**PROBLEM TO SOLVE**
Report every line from the material that contains the word "yogurt".

Collected data

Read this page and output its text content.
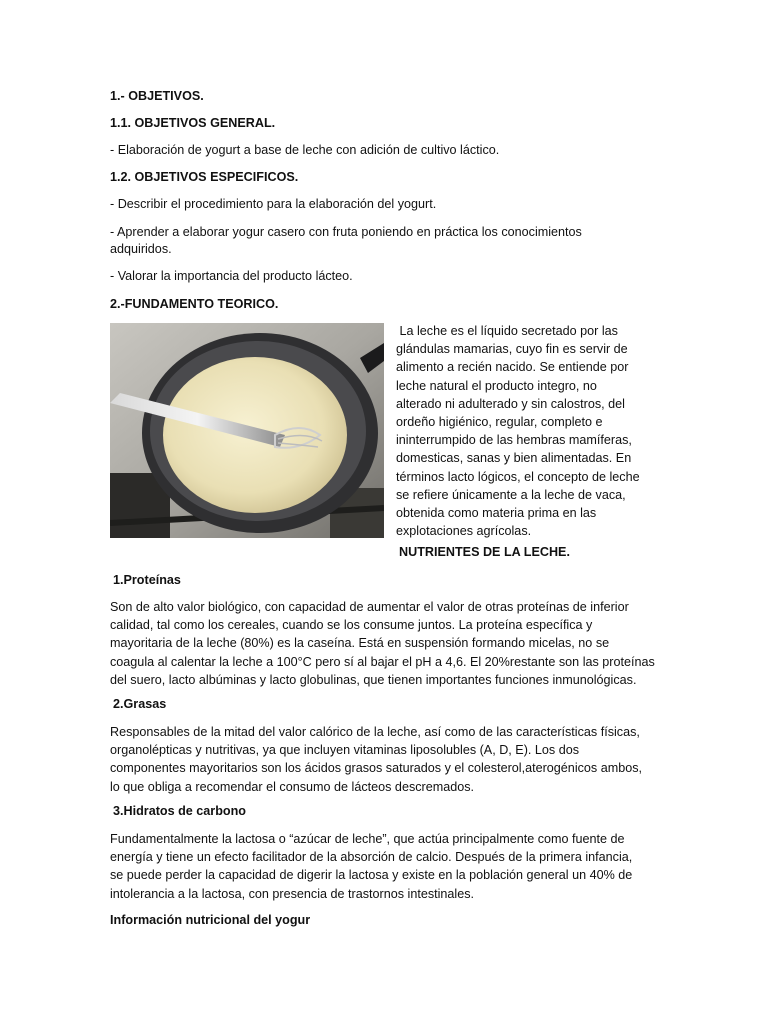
1.- OBJETIVOS.

1.1. OBJETIVOS GENERAL.

- Elaboración de yogurt a base de leche con adición de cultivo láctico.

1.2. OBJETIVOS ESPECIFICOS.

- Describir el procedimiento para la elaboración del yogurt.

- Aprender a elaborar yogur casero con fruta poniendo en práctica los conocimientos

adquiridos.

- Valorar la importancia del producto lácteo.

2.-FUNDAMENTO TEORICO.

La leche es el líquido secretado por las

glándulas mamarias, cuyo fin es servir de

alimento a recién nacido. Se entiende por

leche natural el producto integro, no

alterado ni adulterado y sin calostros, del

ordeño higiénico, regular, completo e

ininterrumpido de las hembras mamíferas,

domesticas, sanas y bien alimentadas. En

términos lacto lógicos, el concepto de leche

se refiere únicamente a la leche de vaca,

obtenida como materia prima en las

explotaciones agrícolas.

NUTRIENTES DE LA LECHE.

1.Proteínas

Son de alto valor biológico, con capacidad de aumentar el valor de otras proteínas de inferior

calidad, tal como los cereales, cuando se los consume juntos. La proteína específica y

mayoritaria de la leche (80%) es la caseína. Está en suspensión formando micelas, no se

coagula al calentar la leche a 100°C pero sí al bajar el pH a 4,6. El 20%restante son las proteínas

del suero, lacto albúminas y lacto globulinas, que tienen importantes funciones inmunológicas.

2.Grasas

Responsables de la mitad del valor calórico de la leche, así como de las características físicas,

organolépticas y nutritivas, ya que incluyen vitaminas liposolubles (A, D, E). Los dos

componentes mayoritarios son los ácidos grasos saturados y el colesterol,aterogénicos ambos,

lo que obliga a recomendar el consumo de lácteos descremados.

3.Hidratos de carbono

Fundamentalmente la lactosa o “azúcar de leche”, que actúa principalmente como fuente de

energía y tiene un efecto facilitador de la absorción de calcio. Después de la primera infancia,

se puede perder la capacidad de digerir la lactosa y existe en la población general un 40% de

intolerancia a la lactosa, con presencia de trastornos intestinales.

Información nutricional del yogur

**TASK ANSWER**
- Elaboración de yogurt a base de leche con adición de cultivo láctico.
- Describir el procedimiento para la elaboración del yogurt.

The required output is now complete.